■ Tâche demandée 1 ■
Relevez toutes les sources renouvelables que le texte sur l'énergie en France cite pour la production d'électricité.
---- Texte fourni
Notre consommation d'énergie peut se décomposer d'une part en consommation de combustibles fossiles (pétrole, gaz, charbon), essentiellement pour le transport, l'industrie et le chauffage des bâtiments, et d'autre part en consommation d'électricité, produite en France quasiment sans émission de gaz à effet de serre.
Si l'on veut diminuer les émissions de gaz à effet de serre par le pays, il faut donc prévoir d'augmenter la consommation d'électricité, en substituant autant que faire se peut par de l'électricité les consommations de gaz et de produits pétroliers dans le transport, l'industrie et le chauffage (alors que la règlementation thermique dans l'habitat neuf fait actuellement l'inverse).
Cela doit être la première priorité de la PPE, bien avant que de s'occuper de la composition du bouquet énergétique dans la production d'électricité !
2. La production d'électricité
Les choix antérieurs font que la production d'électricité en France se fait grosso modo pour 80 % à partir de nucléaire et pour 20 % à partir de renouvelables : hydraulique, éolien et solaire. Cette proportion de nucléaire a permis non seulement que la France émette (comparativement) peu de gaz à effet de serre, mais aussi que le prix de l'électricité y a longtemps été nettement plus bas (comparativement) que dans les pays voisins.
--------
---- Enregistrements de données
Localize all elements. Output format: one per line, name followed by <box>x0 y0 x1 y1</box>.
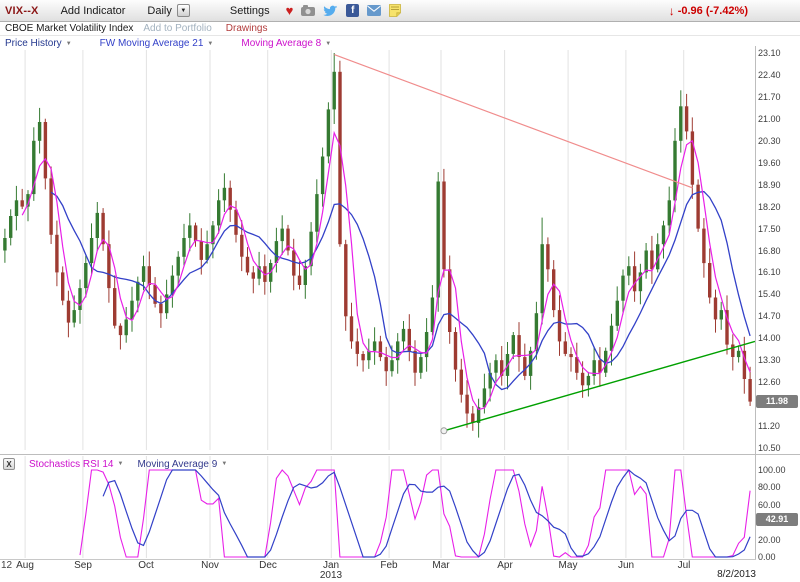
price-tick-label: 13.30 <box>758 355 781 365</box>
price-tick-label: 14.70 <box>758 311 781 321</box>
month-label: Dec <box>255 560 281 571</box>
price-tick-label: 15.40 <box>758 289 781 299</box>
ma8-label: Moving Average 8 <box>241 38 321 49</box>
add-indicator-button[interactable]: Add Indicator <box>61 5 126 17</box>
price-tick-label: 20.30 <box>758 136 781 146</box>
price-tick-label: 16.10 <box>758 267 781 277</box>
price-tick-label: 19.60 <box>758 158 781 168</box>
last-date-label: 8/2/2013 <box>700 569 756 580</box>
price-tick-label: 10.50 <box>758 443 781 453</box>
price-tick-label: 21.70 <box>758 92 781 102</box>
stoch-tick-label: 60.00 <box>758 500 781 510</box>
stoch-rsi-label: Stochastics RSI 14 <box>29 459 113 470</box>
month-label: Nov <box>197 560 223 571</box>
email-icon[interactable] <box>367 4 381 18</box>
chevron-down-icon: ▼ <box>117 461 123 467</box>
down-arrow-icon: ↓ <box>669 4 675 18</box>
stoch-tick-label: 0.00 <box>758 552 776 562</box>
favorites-heart-icon[interactable]: ♥ <box>286 4 294 18</box>
month-label: Jul <box>671 560 697 571</box>
ma8-dropdown[interactable]: Moving Average 8 ▼ <box>241 38 331 49</box>
settings-button[interactable]: Settings <box>230 5 270 17</box>
price-change-readout: ↓ -0.96 (-7.42%) <box>669 4 748 18</box>
timeframe-value: Daily <box>147 5 171 17</box>
stoch-value-badge: 42.91 <box>756 513 798 526</box>
chevron-down-icon: ▼ <box>221 461 227 467</box>
drawings-menu[interactable]: Drawings <box>226 23 268 34</box>
month-label: Oct <box>133 560 159 571</box>
month-label: Jun <box>613 560 639 571</box>
stock-chart-window: VIX--X Add Indicator Daily ▼ Settings ♥ … <box>0 0 800 582</box>
close-panel-button[interactable]: X <box>3 458 15 470</box>
month-label: Feb <box>376 560 402 571</box>
price-tick-label: 22.40 <box>758 70 781 80</box>
symbol-description-bar: CBOE Market Volatility Index Add to Port… <box>0 22 800 36</box>
twitter-icon[interactable] <box>323 4 338 18</box>
panel-resize-divider[interactable] <box>0 454 800 455</box>
chart-legend: Price History ▼ FW Moving Average 21 ▼ M… <box>5 38 331 49</box>
price-history-dropdown[interactable]: Price History ▼ <box>5 38 72 49</box>
year-label-left: 12 <box>1 560 12 571</box>
price-history-label: Price History <box>5 38 62 49</box>
price-tick-label: 11.20 <box>758 421 780 431</box>
month-label: Aug <box>12 560 38 571</box>
change-text: -0.96 (-7.42%) <box>678 5 748 17</box>
stoch-ma-label: Moving Average 9 <box>137 459 217 470</box>
month-label: Mar <box>428 560 454 571</box>
price-tick-label: 23.10 <box>758 48 781 58</box>
year-label: 2013 <box>318 570 344 581</box>
main-toolbar: VIX--X Add Indicator Daily ▼ Settings ♥ … <box>0 0 800 22</box>
price-tick-label: 18.90 <box>758 180 781 190</box>
price-chart-canvas[interactable] <box>0 36 755 456</box>
chevron-down-icon: ▼ <box>66 41 72 47</box>
stoch-panel-header: X Stochastics RSI 14 ▼ Moving Average 9 … <box>3 458 227 470</box>
stoch-tick-label: 80.00 <box>758 482 781 492</box>
price-tick-label: 21.00 <box>758 114 781 124</box>
chevron-down-icon: ▼ <box>207 41 213 47</box>
price-tick-label: 18.20 <box>758 202 781 212</box>
stoch-tick-label: 20.00 <box>758 535 781 545</box>
price-tick-label: 14.00 <box>758 333 781 343</box>
share-icons: ♥ f <box>286 4 402 18</box>
symbol-description: CBOE Market Volatility Index <box>5 23 133 34</box>
ma21-label: FW Moving Average 21 <box>100 38 204 49</box>
add-to-portfolio-button[interactable]: Add to Portfolio <box>143 23 211 34</box>
camera-icon[interactable] <box>301 4 315 18</box>
timeframe-select[interactable]: Daily ▼ <box>147 4 189 17</box>
price-tick-label: 12.60 <box>758 377 781 387</box>
month-label: Sep <box>70 560 96 571</box>
month-label: Apr <box>492 560 518 571</box>
facebook-icon[interactable]: f <box>346 4 359 17</box>
ma21-dropdown[interactable]: FW Moving Average 21 ▼ <box>100 38 214 49</box>
month-label: May <box>555 560 581 571</box>
stoch-tick-label: 100.00 <box>758 465 786 475</box>
stoch-rsi-dropdown[interactable]: Stochastics RSI 14 ▼ <box>29 459 123 470</box>
stoch-chart-canvas[interactable] <box>0 456 755 558</box>
timeframe-dropdown-icon[interactable]: ▼ <box>177 4 190 17</box>
price-tick-label: 17.50 <box>758 224 781 234</box>
axis-divider-line <box>755 46 756 559</box>
notes-icon[interactable] <box>389 4 401 18</box>
last-price-badge: 11.98 <box>756 395 798 408</box>
symbol-ticker[interactable]: VIX--X <box>5 5 39 17</box>
chevron-down-icon: ▼ <box>325 41 331 47</box>
stoch-ma-dropdown[interactable]: Moving Average 9 ▼ <box>137 459 227 470</box>
price-tick-label: 16.80 <box>758 246 781 256</box>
--------
■ Tâche demandée 2 ■
Recopiez sans rien changer les lignes des enregistrements, de celle qui contient « price-tick-label: 13.30 <box>758 » jusqu'à celle qui contient « favorites-heart-icon[interactable]: ♥ <box>286 », toutes deux comprises.

■ Solution rédigée 1 ■
Hydraulique
Éolien
Solaire

■ Solution rédigée 2 ■
price-tick-label: 13.30 <box>758 355 781 365</box>
price-tick-label: 14.70 <box>758 311 781 321</box>
month-label: Dec <box>255 560 281 571</box>
price-tick-label: 15.40 <box>758 289 781 299</box>
ma8-label: Moving Average 8 <box>241 38 321 49</box>
add-indicator-button[interactable]: Add Indicator <box>61 5 126 17</box>
price-tick-label: 20.30 <box>758 136 781 146</box>
price-tick-label: 16.10 <box>758 267 781 277</box>
price-tick-label: 19.60 <box>758 158 781 168</box>
last-date-label: 8/2/2013 <box>700 569 756 580</box>
price-tick-label: 10.50 <box>758 443 781 453</box>
price-tick-label: 21.70 <box>758 92 781 102</box>
stoch-tick-label: 60.00 <box>758 500 781 510</box>
stoch-rsi-label: Stochastics RSI 14 <box>29 459 113 470</box>
month-label: Nov <box>197 560 223 571</box>
email-icon[interactable] <box>367 4 381 18</box>
chevron-down-icon: ▼ <box>117 461 123 467</box>
down-arrow-icon: ↓ <box>669 4 675 18</box>
stoch-tick-label: 0.00 <box>758 552 776 562</box>
favorites-heart-icon[interactable]: ♥ <box>286 4 294 18</box>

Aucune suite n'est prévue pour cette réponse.